-- Problem description --
Which lines hold the word "more"? Copy each one.

-- Records shown --
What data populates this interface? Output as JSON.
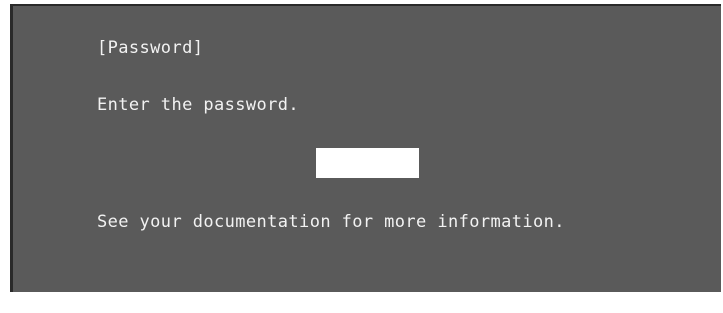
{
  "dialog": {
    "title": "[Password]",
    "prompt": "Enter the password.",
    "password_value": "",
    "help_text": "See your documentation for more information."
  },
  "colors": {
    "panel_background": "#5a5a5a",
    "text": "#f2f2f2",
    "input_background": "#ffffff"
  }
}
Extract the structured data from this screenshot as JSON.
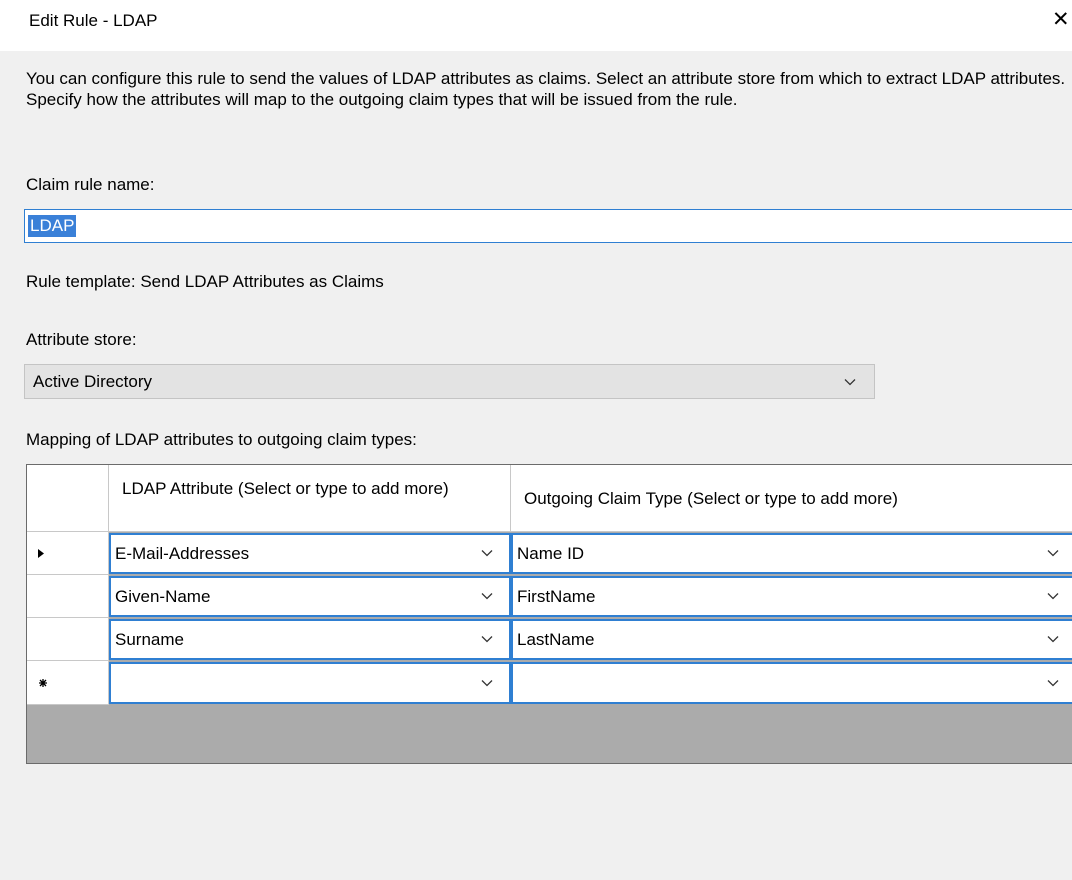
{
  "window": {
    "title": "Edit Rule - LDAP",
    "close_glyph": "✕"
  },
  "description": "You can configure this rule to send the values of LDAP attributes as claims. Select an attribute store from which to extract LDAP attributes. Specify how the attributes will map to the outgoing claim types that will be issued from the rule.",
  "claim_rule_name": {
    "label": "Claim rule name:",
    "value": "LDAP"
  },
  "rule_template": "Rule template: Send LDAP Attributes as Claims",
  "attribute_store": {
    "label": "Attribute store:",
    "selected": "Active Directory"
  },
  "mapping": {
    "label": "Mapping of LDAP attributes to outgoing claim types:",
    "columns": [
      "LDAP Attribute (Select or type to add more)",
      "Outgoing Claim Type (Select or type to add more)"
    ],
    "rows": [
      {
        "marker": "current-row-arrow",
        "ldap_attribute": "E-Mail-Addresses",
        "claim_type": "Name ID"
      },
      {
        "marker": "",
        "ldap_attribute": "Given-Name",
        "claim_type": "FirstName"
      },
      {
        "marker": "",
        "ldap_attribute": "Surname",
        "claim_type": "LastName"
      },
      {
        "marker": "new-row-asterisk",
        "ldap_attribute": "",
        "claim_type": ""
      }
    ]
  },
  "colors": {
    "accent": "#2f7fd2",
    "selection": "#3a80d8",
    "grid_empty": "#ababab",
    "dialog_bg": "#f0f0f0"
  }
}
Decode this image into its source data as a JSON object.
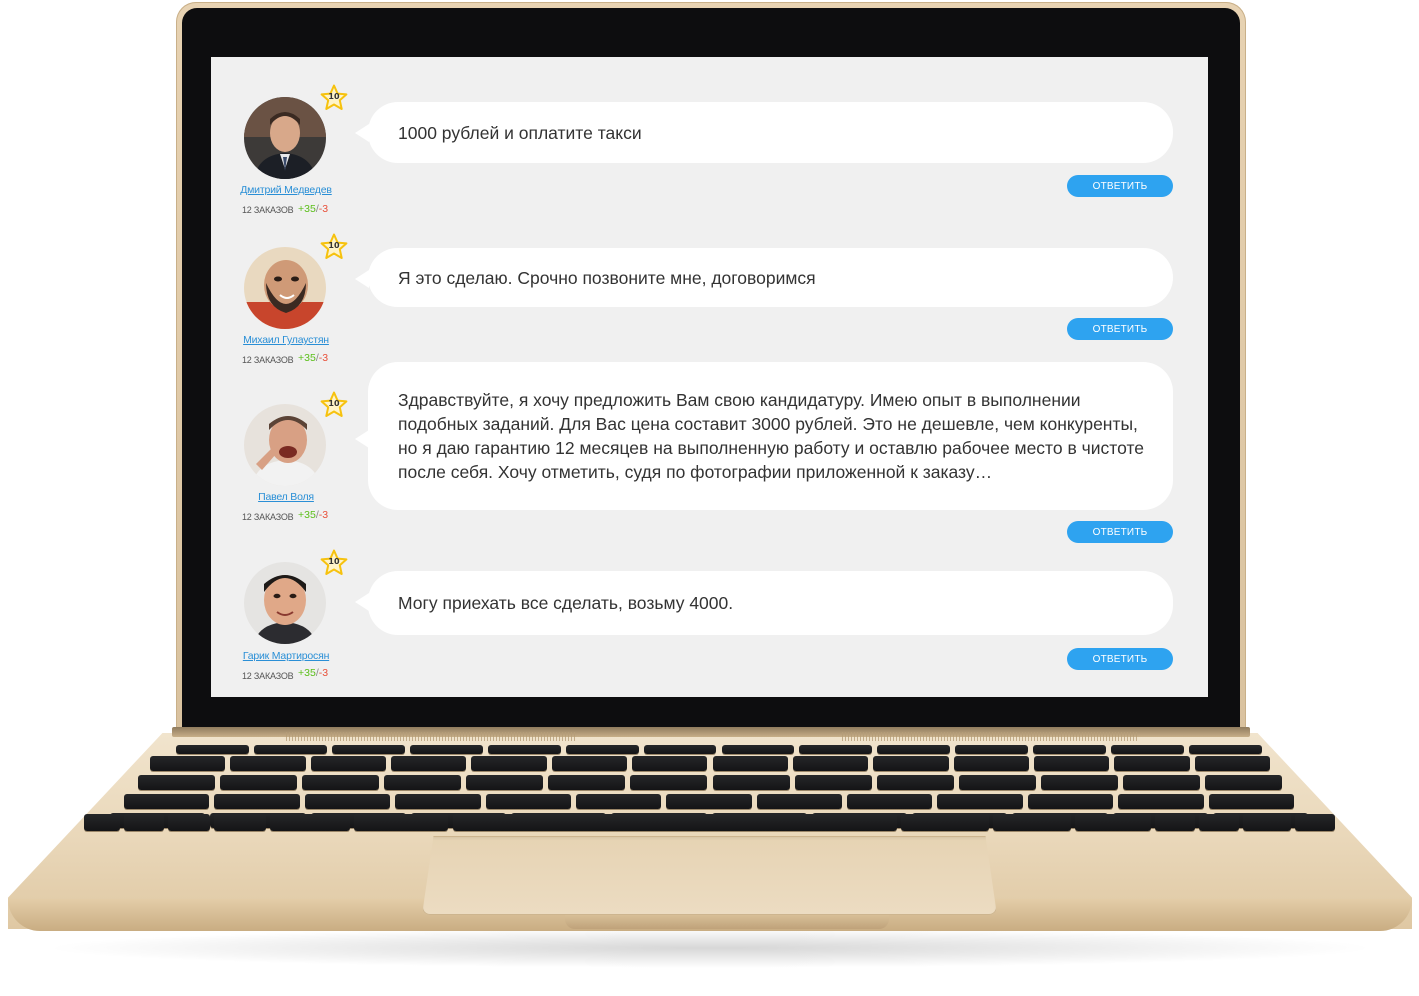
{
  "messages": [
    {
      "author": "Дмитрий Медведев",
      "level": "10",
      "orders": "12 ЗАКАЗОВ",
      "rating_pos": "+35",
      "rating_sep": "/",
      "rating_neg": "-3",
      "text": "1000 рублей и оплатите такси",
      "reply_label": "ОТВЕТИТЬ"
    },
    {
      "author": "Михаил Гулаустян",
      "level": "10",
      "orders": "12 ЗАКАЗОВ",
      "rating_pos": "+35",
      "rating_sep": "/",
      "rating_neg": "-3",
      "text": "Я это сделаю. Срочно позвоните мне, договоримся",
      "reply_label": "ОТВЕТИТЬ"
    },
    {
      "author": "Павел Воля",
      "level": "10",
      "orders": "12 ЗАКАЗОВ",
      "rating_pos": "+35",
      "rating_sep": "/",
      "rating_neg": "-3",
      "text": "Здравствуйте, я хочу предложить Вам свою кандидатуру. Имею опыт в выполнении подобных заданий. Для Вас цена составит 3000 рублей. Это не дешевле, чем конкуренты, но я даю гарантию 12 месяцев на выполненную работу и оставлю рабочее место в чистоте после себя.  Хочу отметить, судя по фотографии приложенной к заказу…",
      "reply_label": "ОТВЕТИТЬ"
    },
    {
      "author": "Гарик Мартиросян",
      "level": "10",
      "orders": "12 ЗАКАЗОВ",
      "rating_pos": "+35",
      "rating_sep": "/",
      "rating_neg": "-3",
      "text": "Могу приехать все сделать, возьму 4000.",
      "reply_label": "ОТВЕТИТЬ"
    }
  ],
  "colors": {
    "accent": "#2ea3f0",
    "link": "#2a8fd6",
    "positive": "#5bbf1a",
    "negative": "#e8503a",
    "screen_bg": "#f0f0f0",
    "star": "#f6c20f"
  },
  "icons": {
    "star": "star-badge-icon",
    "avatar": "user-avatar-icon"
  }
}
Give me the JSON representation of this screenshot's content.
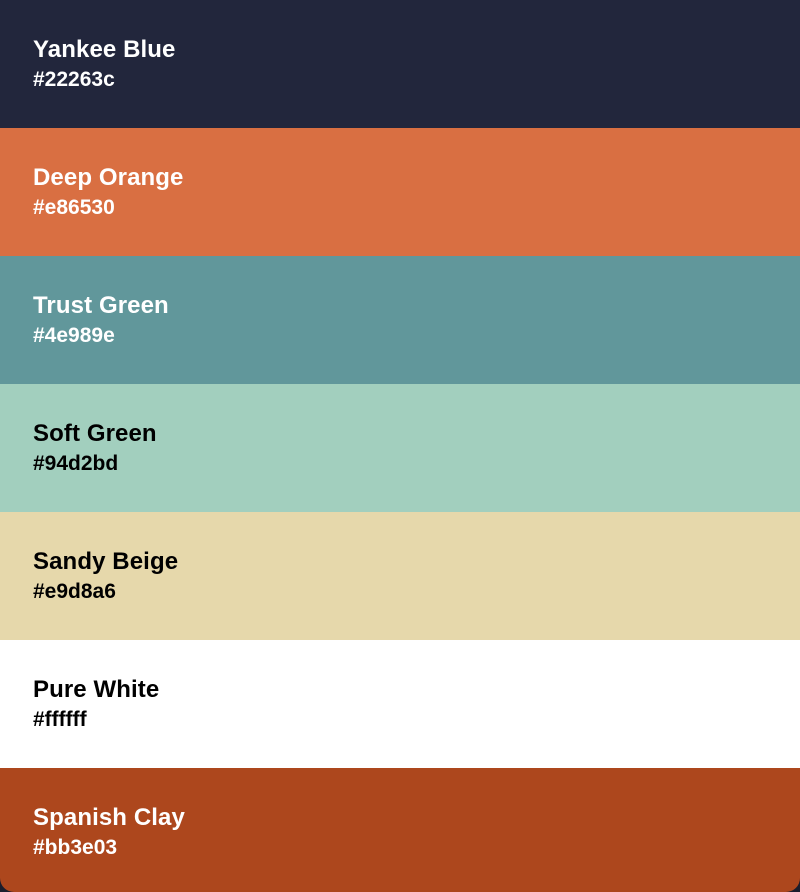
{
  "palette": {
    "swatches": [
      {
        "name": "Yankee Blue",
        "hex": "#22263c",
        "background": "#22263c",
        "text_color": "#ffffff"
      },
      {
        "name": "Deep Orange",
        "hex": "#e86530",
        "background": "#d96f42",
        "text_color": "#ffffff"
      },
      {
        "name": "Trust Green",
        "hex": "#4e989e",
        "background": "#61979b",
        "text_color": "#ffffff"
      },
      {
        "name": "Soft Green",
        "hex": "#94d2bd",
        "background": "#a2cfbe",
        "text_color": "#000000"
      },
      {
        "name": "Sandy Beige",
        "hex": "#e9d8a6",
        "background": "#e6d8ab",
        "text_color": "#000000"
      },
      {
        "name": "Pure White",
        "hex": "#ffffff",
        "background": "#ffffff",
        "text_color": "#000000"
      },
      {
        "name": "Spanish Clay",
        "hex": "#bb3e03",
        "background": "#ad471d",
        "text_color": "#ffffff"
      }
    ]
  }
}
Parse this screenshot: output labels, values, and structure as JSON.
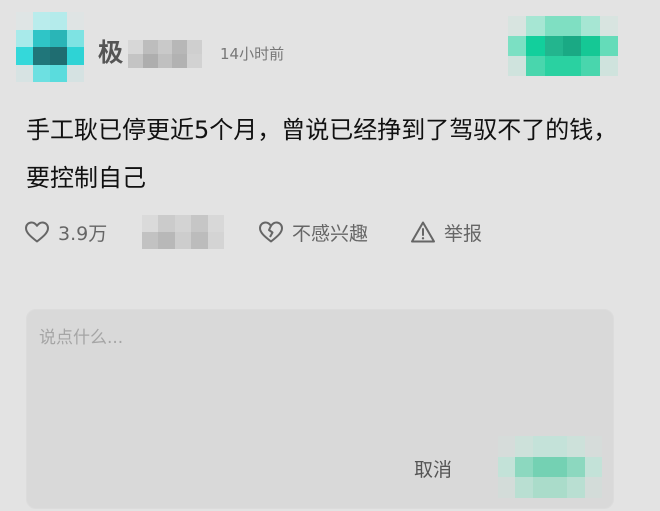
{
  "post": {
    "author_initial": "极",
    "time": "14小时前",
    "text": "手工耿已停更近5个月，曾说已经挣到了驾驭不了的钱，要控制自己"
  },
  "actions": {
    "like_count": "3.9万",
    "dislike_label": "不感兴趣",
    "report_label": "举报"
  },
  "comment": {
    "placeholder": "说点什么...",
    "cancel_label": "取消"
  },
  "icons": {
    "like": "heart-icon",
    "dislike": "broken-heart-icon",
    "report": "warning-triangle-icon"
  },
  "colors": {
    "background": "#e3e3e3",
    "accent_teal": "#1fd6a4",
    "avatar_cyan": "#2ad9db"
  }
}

-- Answer to the problem --
    "help_text": "See your documentation for more information."
      "LDAP Attribute (Select or type to add more)",
      "Outgoing Claim Type (Select or type to add more)"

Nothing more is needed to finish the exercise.